* _Stored rows_
↓↓↓

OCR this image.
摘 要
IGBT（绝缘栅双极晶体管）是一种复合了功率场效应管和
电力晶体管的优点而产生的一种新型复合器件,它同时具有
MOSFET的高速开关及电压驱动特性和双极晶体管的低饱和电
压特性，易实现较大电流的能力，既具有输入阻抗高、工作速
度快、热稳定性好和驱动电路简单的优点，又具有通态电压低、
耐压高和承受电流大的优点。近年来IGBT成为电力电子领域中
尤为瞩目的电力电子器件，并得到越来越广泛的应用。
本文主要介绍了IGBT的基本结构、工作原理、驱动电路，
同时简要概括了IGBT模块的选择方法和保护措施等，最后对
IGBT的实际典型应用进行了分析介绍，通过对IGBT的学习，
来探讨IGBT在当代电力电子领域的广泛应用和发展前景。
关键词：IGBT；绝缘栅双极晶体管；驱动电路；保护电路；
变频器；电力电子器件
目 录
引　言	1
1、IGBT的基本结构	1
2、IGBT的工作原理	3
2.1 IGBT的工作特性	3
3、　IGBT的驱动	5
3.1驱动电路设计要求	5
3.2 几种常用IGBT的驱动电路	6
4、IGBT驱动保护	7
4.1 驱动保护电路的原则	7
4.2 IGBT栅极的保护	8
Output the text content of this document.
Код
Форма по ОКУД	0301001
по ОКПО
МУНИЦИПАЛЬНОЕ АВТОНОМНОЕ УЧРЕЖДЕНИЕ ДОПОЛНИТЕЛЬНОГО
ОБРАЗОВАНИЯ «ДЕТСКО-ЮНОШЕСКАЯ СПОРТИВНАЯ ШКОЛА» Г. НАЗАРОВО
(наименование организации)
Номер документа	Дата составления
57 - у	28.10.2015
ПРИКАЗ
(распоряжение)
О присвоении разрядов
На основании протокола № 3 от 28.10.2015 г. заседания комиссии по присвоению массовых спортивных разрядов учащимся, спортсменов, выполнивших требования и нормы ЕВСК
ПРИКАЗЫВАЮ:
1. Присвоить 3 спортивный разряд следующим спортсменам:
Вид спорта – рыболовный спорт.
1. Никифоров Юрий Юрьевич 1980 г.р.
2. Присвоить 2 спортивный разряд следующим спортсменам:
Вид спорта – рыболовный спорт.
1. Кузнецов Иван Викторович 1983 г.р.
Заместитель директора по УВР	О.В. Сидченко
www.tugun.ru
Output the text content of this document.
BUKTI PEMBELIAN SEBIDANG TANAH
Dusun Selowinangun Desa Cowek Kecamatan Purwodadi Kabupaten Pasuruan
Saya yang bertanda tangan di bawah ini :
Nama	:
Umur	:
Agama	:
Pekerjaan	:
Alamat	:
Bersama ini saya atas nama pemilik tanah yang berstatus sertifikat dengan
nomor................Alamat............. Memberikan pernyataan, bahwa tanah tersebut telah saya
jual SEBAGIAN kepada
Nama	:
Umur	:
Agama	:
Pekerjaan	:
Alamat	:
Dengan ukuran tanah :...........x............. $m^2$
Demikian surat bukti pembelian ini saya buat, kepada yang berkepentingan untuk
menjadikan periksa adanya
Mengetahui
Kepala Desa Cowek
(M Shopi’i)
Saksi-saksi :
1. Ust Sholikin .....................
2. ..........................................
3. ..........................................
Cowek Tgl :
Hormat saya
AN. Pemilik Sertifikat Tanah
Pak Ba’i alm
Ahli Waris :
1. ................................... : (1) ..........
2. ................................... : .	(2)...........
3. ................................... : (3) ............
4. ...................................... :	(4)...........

↑↑↑
↓↓↓

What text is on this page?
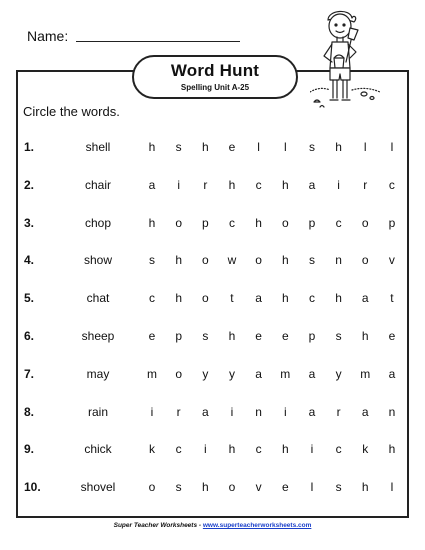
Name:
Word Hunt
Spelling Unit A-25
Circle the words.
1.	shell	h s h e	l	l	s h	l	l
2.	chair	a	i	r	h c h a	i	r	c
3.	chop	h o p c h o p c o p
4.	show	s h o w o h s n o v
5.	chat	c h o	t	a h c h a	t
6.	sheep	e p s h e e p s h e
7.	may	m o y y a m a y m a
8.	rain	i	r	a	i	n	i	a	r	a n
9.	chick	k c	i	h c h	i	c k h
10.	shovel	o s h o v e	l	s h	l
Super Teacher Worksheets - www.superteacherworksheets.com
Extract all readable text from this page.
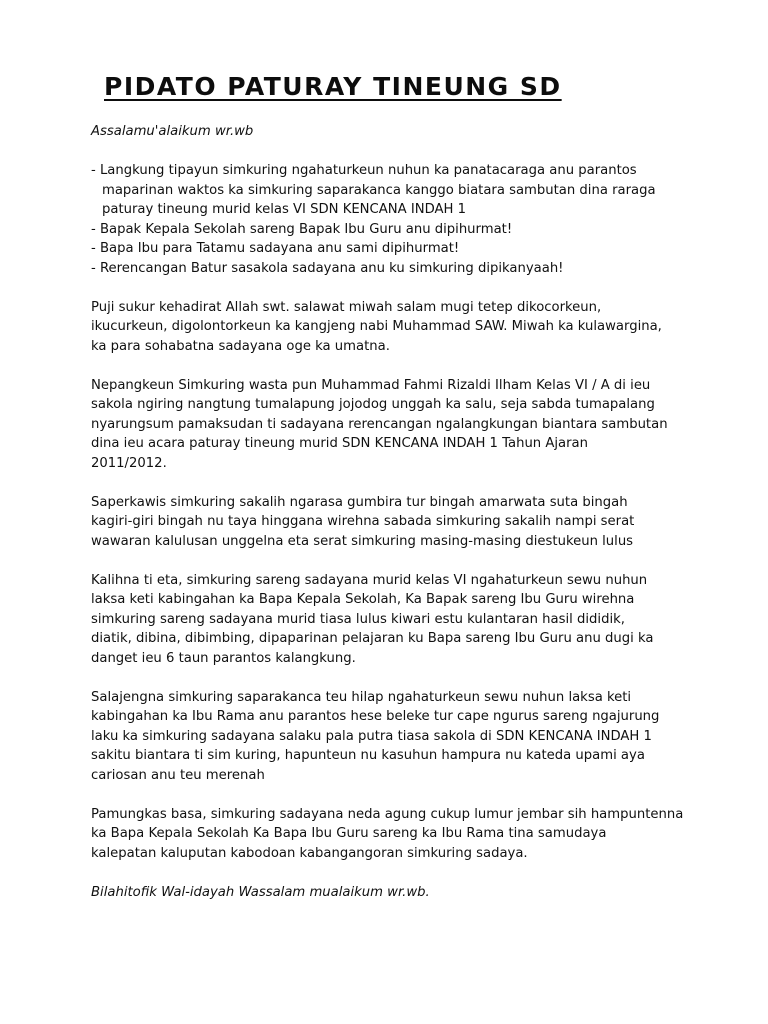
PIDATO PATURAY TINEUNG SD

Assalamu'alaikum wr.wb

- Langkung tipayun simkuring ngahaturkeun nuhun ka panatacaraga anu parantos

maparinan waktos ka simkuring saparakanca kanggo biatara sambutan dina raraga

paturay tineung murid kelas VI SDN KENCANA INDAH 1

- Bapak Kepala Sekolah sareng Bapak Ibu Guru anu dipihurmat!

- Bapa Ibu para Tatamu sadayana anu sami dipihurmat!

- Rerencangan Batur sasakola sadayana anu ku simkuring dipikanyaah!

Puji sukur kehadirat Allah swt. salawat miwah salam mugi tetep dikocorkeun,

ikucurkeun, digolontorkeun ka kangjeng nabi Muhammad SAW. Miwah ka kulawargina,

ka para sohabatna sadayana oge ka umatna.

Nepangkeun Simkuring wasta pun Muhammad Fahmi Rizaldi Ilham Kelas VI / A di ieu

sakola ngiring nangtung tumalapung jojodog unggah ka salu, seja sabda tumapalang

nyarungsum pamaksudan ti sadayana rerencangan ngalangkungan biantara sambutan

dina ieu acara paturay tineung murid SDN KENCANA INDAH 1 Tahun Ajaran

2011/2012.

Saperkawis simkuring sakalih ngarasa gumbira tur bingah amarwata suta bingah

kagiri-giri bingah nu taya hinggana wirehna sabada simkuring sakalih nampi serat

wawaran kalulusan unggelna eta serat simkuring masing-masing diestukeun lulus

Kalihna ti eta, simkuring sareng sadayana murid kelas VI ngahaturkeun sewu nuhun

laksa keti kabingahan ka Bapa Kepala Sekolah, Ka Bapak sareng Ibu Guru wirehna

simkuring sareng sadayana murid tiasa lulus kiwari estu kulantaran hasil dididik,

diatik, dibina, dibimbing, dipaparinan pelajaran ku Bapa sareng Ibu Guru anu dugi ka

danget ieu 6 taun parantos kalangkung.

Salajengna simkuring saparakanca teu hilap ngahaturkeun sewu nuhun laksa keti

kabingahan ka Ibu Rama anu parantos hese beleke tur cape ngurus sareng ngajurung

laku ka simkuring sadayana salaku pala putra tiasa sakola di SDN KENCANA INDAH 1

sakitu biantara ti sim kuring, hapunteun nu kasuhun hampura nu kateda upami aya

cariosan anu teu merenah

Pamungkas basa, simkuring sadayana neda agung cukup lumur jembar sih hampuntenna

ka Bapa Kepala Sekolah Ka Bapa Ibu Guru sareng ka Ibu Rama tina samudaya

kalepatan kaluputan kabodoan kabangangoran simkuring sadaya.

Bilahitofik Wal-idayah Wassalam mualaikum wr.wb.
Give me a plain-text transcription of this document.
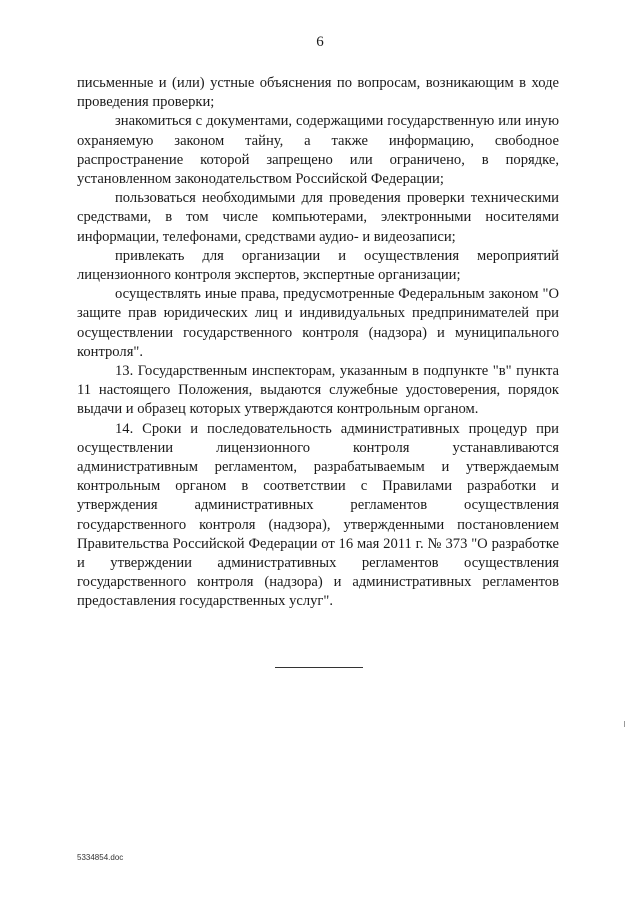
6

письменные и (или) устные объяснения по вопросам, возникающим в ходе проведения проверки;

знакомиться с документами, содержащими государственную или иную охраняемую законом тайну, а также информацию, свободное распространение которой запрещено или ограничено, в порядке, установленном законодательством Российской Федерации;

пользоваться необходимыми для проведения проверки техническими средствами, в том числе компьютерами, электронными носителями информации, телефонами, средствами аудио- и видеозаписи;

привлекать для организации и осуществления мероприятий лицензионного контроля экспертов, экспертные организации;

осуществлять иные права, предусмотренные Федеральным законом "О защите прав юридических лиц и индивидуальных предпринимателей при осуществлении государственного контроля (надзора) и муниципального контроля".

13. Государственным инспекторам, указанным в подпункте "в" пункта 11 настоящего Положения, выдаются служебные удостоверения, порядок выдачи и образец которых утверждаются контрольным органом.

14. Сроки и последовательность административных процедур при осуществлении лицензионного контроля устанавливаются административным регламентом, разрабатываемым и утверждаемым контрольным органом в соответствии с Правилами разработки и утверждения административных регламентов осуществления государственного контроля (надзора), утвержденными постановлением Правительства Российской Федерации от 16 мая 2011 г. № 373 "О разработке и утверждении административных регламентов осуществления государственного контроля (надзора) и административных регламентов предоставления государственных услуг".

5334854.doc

↑↑↑

* _Exercise requirements_
In the entries above, find every line holding the word "спортсменам" and copy it out.

* _Solution for this task_
1. Присвоить 3 спортивный разряд следующим спортсменам:
2. Присвоить 2 спортивный разряд следующим спортсменам:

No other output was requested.